## YOUR TASK
Repeat each record below exactly as given.

## GIVEN DATA
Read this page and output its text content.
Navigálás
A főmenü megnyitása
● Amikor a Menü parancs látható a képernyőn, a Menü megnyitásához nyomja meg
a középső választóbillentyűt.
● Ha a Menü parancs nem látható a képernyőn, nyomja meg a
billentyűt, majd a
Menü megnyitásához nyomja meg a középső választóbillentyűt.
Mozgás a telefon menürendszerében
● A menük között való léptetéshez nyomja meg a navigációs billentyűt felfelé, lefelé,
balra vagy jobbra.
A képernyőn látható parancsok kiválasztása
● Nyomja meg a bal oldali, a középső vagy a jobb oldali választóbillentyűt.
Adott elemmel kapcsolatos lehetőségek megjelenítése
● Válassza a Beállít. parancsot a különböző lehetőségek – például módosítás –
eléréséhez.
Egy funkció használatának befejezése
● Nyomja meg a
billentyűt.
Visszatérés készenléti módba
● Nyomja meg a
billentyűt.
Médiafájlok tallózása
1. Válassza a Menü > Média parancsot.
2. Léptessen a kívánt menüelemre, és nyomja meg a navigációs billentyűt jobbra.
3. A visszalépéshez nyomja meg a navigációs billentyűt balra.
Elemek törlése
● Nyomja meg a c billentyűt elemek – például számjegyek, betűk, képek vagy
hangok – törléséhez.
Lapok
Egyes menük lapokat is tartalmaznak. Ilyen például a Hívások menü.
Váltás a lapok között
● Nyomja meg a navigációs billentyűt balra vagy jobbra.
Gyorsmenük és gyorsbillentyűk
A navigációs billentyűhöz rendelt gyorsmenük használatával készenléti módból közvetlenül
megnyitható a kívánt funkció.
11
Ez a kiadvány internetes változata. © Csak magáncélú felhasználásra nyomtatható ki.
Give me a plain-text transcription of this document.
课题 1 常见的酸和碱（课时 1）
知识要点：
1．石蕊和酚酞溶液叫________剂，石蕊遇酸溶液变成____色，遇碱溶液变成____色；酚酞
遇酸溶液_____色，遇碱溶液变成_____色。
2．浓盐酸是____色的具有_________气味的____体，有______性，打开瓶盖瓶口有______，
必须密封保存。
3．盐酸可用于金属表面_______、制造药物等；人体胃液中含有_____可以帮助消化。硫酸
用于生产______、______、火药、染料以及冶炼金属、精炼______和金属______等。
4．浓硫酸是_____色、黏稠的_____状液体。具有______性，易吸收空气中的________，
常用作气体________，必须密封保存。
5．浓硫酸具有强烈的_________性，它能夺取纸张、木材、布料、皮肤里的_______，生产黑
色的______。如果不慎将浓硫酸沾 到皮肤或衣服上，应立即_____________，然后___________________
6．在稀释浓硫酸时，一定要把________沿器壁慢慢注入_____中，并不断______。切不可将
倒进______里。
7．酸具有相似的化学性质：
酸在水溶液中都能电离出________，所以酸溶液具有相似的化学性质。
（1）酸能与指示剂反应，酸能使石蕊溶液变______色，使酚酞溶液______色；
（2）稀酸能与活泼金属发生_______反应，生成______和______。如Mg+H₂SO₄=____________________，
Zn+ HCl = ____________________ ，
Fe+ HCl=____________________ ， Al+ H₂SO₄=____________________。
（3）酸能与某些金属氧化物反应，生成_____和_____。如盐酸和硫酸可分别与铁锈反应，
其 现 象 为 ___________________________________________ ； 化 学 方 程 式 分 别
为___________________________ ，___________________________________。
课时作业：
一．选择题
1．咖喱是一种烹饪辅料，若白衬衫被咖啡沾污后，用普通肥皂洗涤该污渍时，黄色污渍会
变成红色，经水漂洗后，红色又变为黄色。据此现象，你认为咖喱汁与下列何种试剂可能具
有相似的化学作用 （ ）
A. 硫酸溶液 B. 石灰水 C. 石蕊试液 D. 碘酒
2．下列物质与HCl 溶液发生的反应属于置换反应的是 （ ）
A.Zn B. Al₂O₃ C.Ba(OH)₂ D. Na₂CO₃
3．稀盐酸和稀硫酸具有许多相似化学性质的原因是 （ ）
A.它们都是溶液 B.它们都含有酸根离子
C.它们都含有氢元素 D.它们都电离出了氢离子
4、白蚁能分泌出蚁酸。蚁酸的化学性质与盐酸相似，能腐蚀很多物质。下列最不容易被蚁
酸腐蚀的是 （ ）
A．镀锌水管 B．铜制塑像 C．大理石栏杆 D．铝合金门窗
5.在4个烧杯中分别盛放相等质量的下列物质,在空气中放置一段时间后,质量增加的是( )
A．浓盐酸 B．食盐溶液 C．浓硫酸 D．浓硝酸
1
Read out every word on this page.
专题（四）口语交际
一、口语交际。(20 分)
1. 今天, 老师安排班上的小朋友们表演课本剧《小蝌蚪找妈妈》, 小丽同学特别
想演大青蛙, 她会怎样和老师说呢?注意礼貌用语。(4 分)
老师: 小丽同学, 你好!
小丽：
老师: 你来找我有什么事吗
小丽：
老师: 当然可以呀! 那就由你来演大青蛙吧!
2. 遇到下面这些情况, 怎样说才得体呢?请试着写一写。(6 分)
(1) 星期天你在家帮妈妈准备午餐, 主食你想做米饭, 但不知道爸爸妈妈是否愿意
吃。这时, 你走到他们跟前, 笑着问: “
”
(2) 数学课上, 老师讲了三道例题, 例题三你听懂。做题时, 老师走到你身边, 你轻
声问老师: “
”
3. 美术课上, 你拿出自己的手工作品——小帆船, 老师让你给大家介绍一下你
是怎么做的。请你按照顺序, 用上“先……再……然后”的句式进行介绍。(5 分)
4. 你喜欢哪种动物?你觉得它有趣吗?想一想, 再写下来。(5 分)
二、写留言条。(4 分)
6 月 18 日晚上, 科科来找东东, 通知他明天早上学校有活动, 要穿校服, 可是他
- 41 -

## SOLUTION TO THE PROBLEM
Read this page and output its text content.
Navigálás
A főmenü megnyitása
● Amikor a Menü parancs látható a képernyőn, a Menü megnyitásához nyomja meg
a középső választóbillentyűt.
● Ha a Menü parancs nem látható a képernyőn, nyomja meg a
billentyűt, majd a
Menü megnyitásához nyomja meg a középső választóbillentyűt.
Mozgás a telefon menürendszerében
● A menük között való léptetéshez nyomja meg a navigációs billentyűt felfelé, lefelé,
balra vagy jobbra.
A képernyőn látható parancsok kiválasztása
● Nyomja meg a bal oldali, a középső vagy a jobb oldali választóbillentyűt.
Adott elemmel kapcsolatos lehetőségek megjelenítése
● Válassza a Beállít. parancsot a különböző lehetőségek – például módosítás –
eléréséhez.
Egy funkció használatának befejezése
● Nyomja meg a
billentyűt.
Visszatérés készenléti módba
● Nyomja meg a
billentyűt.
Médiafájlok tallózása
1. Válassza a Menü > Média parancsot.
2. Léptessen a kívánt menüelemre, és nyomja meg a navigációs billentyűt jobbra.
3. A visszalépéshez nyomja meg a navigációs billentyűt balra.
Elemek törlése
● Nyomja meg a c billentyűt elemek – például számjegyek, betűk, képek vagy
hangok – törléséhez.
Lapok
Egyes menük lapokat is tartalmaznak. Ilyen például a Hívások menü.
Váltás a lapok között
● Nyomja meg a navigációs billentyűt balra vagy jobbra.
Gyorsmenük és gyorsbillentyűk
A navigációs billentyűhöz rendelt gyorsmenük használatával készenléti módból közvetlenül
megnyitható a kívánt funkció.
11
Ez a kiadvány internetes változata. © Csak magáncélú felhasználásra nyomtatható ki.
Give me a plain-text transcription of this document.
课题 1 常见的酸和碱（课时 1）
知识要点：
1．石蕊和酚酞溶液叫________剂，石蕊遇酸溶液变成____色，遇碱溶液变成____色；酚酞
遇酸溶液_____色，遇碱溶液变成_____色。
2．浓盐酸是____色的具有_________气味的____体，有______性，打开瓶盖瓶口有______，
必须密封保存。
3．盐酸可用于金属表面_______、制造药物等；人体胃液中含有_____可以帮助消化。硫酸
用于生产______、______、火药、染料以及冶炼金属、精炼______和金属______等。
4．浓硫酸是_____色、黏稠的_____状液体。具有______性，易吸收空气中的________，
常用作气体________，必须密封保存。
5．浓硫酸具有强烈的_________性，它能夺取纸张、木材、布料、皮肤里的_______，生产黑
色的______。如果不慎将浓硫酸沾 到皮肤或衣服上，应立即_____________，然后___________________
6．在稀释浓硫酸时，一定要把________沿器壁慢慢注入_____中，并不断______。切不可将
倒进______里。
7．酸具有相似的化学性质：
酸在水溶液中都能电离出________，所以酸溶液具有相似的化学性质。
（1）酸能与指示剂反应，酸能使石蕊溶液变______色，使酚酞溶液______色；
（2）稀酸能与活泼金属发生_______反应，生成______和______。如Mg+H₂SO₄=____________________，
Zn+ HCl = ____________________ ，
Fe+ HCl=____________________ ， Al+ H₂SO₄=____________________。
（3）酸能与某些金属氧化物反应，生成_____和_____。如盐酸和硫酸可分别与铁锈反应，
其 现 象 为 ___________________________________________ ； 化 学 方 程 式 分 别
为___________________________ ，___________________________________。
课时作业：
一．选择题
1．咖喱是一种烹饪辅料，若白衬衫被咖啡沾污后，用普通肥皂洗涤该污渍时，黄色污渍会
变成红色，经水漂洗后，红色又变为黄色。据此现象，你认为咖喱汁与下列何种试剂可能具
有相似的化学作用 （ ）
A. 硫酸溶液 B. 石灰水 C. 石蕊试液 D. 碘酒
2．下列物质与HCl 溶液发生的反应属于置换反应的是 （ ）
A.Zn B. Al₂O₃ C.Ba(OH)₂ D. Na₂CO₃
3．稀盐酸和稀硫酸具有许多相似化学性质的原因是 （ ）
A.它们都是溶液 B.它们都含有酸根离子
C.它们都含有氢元素 D.它们都电离出了氢离子
4、白蚁能分泌出蚁酸。蚁酸的化学性质与盐酸相似，能腐蚀很多物质。下列最不容易被蚁
酸腐蚀的是 （ ）
A．镀锌水管 B．铜制塑像 C．大理石栏杆 D．铝合金门窗
5.在4个烧杯中分别盛放相等质量的下列物质,在空气中放置一段时间后,质量增加的是( )
A．浓盐酸 B．食盐溶液 C．浓硫酸 D．浓硝酸
1
Read out every word on this page.
专题（四）口语交际
一、口语交际。(20 分)
1. 今天, 老师安排班上的小朋友们表演课本剧《小蝌蚪找妈妈》, 小丽同学特别
想演大青蛙, 她会怎样和老师说呢?注意礼貌用语。(4 分)
老师: 小丽同学, 你好!
小丽：
老师: 你来找我有什么事吗
小丽：
老师: 当然可以呀! 那就由你来演大青蛙吧!
2. 遇到下面这些情况, 怎样说才得体呢?请试着写一写。(6 分)
(1) 星期天你在家帮妈妈准备午餐, 主食你想做米饭, 但不知道爸爸妈妈是否愿意
吃。这时, 你走到他们跟前, 笑着问: “
”
(2) 数学课上, 老师讲了三道例题, 例题三你听懂。做题时, 老师走到你身边, 你轻
声问老师: “
”
3. 美术课上, 你拿出自己的手工作品——小帆船, 老师让你给大家介绍一下你
是怎么做的。请你按照顺序, 用上“先……再……然后”的句式进行介绍。(5 分)
4. 你喜欢哪种动物?你觉得它有趣吗?想一想, 再写下来。(5 分)
二、写留言条。(4 分)
6 月 18 日晚上, 科科来找东东, 通知他明天早上学校有活动, 要穿校服, 可是他
- 41 -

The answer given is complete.